DIRECTION: Among these lines, how many include "训者与受训人同时在"? Answer only with the number.

Extracted data entries:
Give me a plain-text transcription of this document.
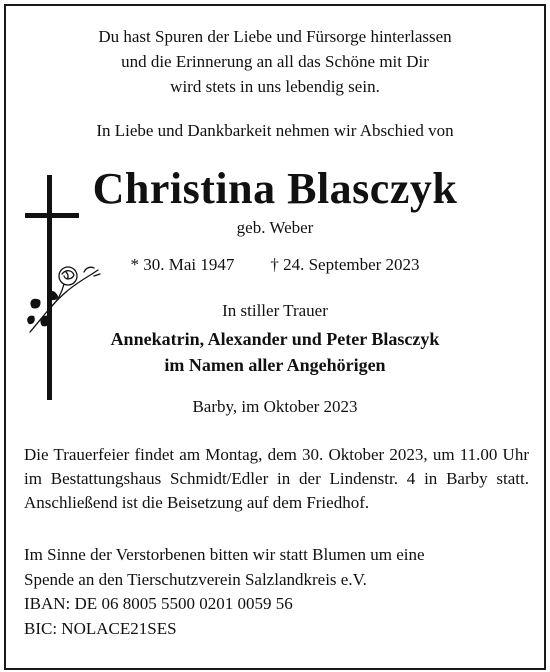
Du hast Spuren der Liebe und Fürsorge hinterlassen
und die Erinnerung an all das Schöne mit Dir
wird stets in uns lebendig sein.
In Liebe und Dankbarkeit nehmen wir Abschied von
Christina Blasczyk
geb. Weber
* 30. Mai 1947 † 24. September 2023
In stiller Trauer
Annekatrin, Alexander und Peter Blasczyk
im Namen aller Angehörigen
Barby, im Oktober 2023
Die Trauerfeier findet am Montag, dem 30. Oktober 2023, um 11.00 Uhr im Bestattungshaus Schmidt/Edler in der Lindenstr. 4 in Barby statt. Anschließend ist die Beisetzung auf dem Friedhof.
Im Sinne der Verstorbenen bitten wir statt Blumen um eine
Spende an den Tierschutzverein Salzlandkreis e.V.
IBAN: DE 06 8005 5500 0201 0059 56
BIC: NOLACE21SES
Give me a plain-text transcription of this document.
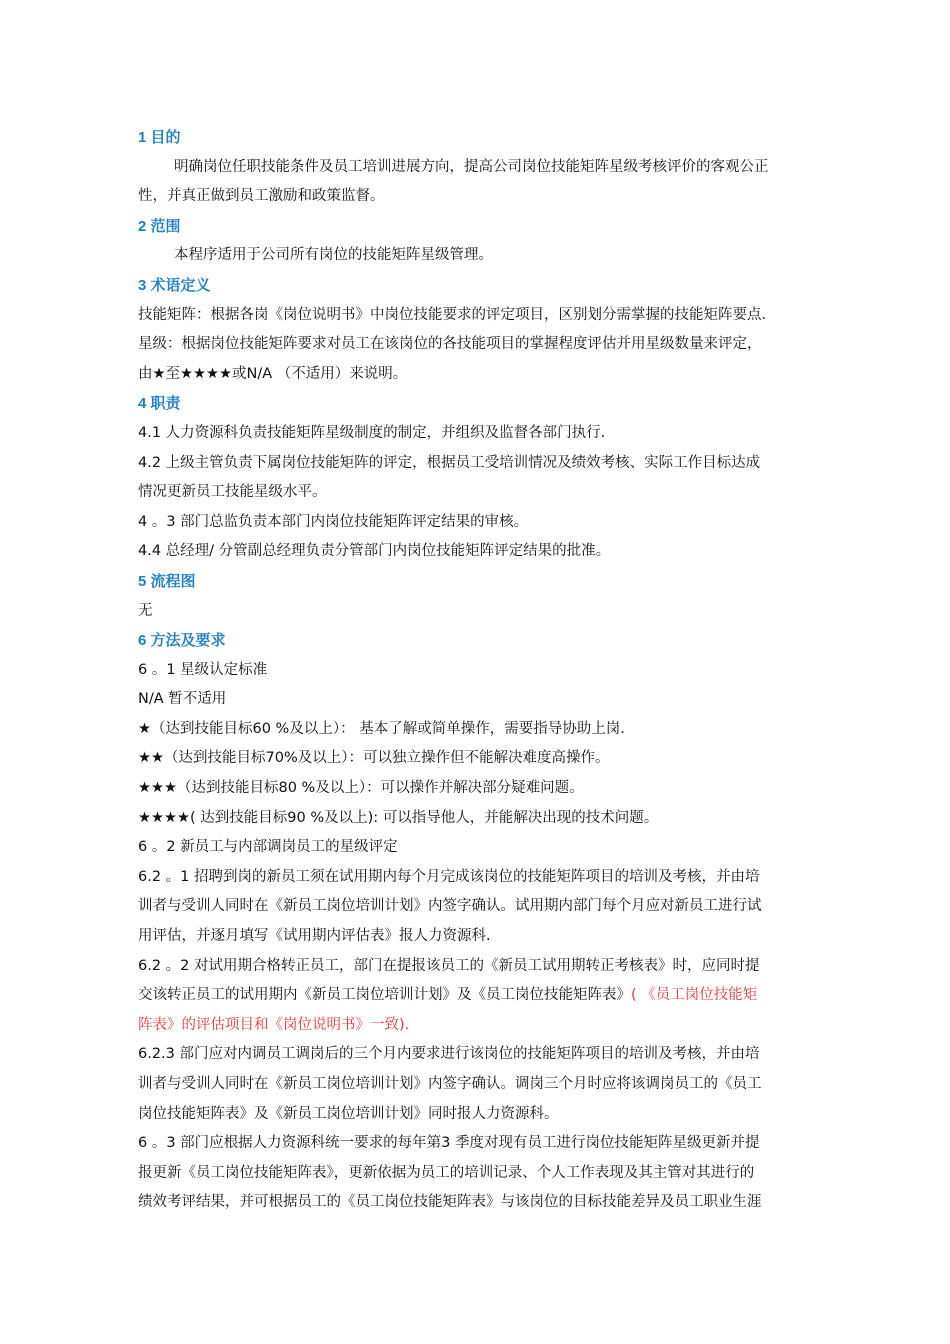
1 目的
明确岗位任职技能条件及员工培训进展方向，提高公司岗位技能矩阵星级考核评价的客观公正
性，并真正做到员工激励和政策监督。
2 范围
本程序适用于公司所有岗位的技能矩阵星级管理。
3 术语定义
技能矩阵：根据各岗《岗位说明书》中岗位技能要求的评定项目，区别划分需掌握的技能矩阵要点.
星级：根据岗位技能矩阵要求对员工在该岗位的各技能项目的掌握程度评估并用星级数量来评定，
由★至★★★★或N/A （不适用）来说明。
4 职责
4.1 人力资源科负责技能矩阵星级制度的制定，并组织及监督各部门执行.
4.2 上级主管负责下属岗位技能矩阵的评定，根据员工受培训情况及绩效考核、实际工作目标达成
情况更新员工技能星级水平。
4 。3 部门总监负责本部门内岗位技能矩阵评定结果的审核。
4.4 总经理/ 分管副总经理负责分管部门内岗位技能矩阵评定结果的批准。
5 流程图
无
6 方法及要求
6 。1 星级认定标准
N/A 暂不适用
★（达到技能目标60 %及以上）： 基本了解或简单操作，需要指导协助上岗.
★★（达到技能目标70%及以上）：可以独立操作但不能解决难度高操作。
★★★（达到技能目标80 %及以上）：可以操作并解决部分疑难问题。
★★★★( 达到技能目标90 %及以上): 可以指导他人，并能解决出现的技术问题。
6 。2 新员工与内部调岗员工的星级评定
6.2 。1 招聘到岗的新员工须在试用期内每个月完成该岗位的技能矩阵项目的培训及考核，并由培
训者与受训人同时在《新员工岗位培训计划》内签字确认。试用期内部门每个月应对新员工进行试
用评估，并逐月填写《试用期内评估表》报人力资源科.
6.2 。2 对试用期合格转正员工，部门在提报该员工的《新员工试用期转正考核表》时，应同时提
交该转正员工的试用期内《新员工岗位培训计划》及《员工岗位技能矩阵表》( 《员工岗位技能矩
阵表》的评估项目和《岗位说明书》一致).
6.2.3 部门应对内调员工调岗后的三个月内要求进行该岗位的技能矩阵项目的培训及考核，并由培
训者与受训人同时在《新员工岗位培训计划》内签字确认。调岗三个月时应将该调岗员工的《员工
岗位技能矩阵表》及《新员工岗位培训计划》同时报人力资源科。
6 。3 部门应根据人力资源科统一要求的每年第3 季度对现有员工进行岗位技能矩阵星级更新并提
报更新《员工岗位技能矩阵表》，更新依据为员工的培训记录、个人工作表现及其主管对其进行的
绩效考评结果，并可根据员工的《员工岗位技能矩阵表》与该岗位的目标技能差异及员工职业生涯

CORRECT ANSWER: 2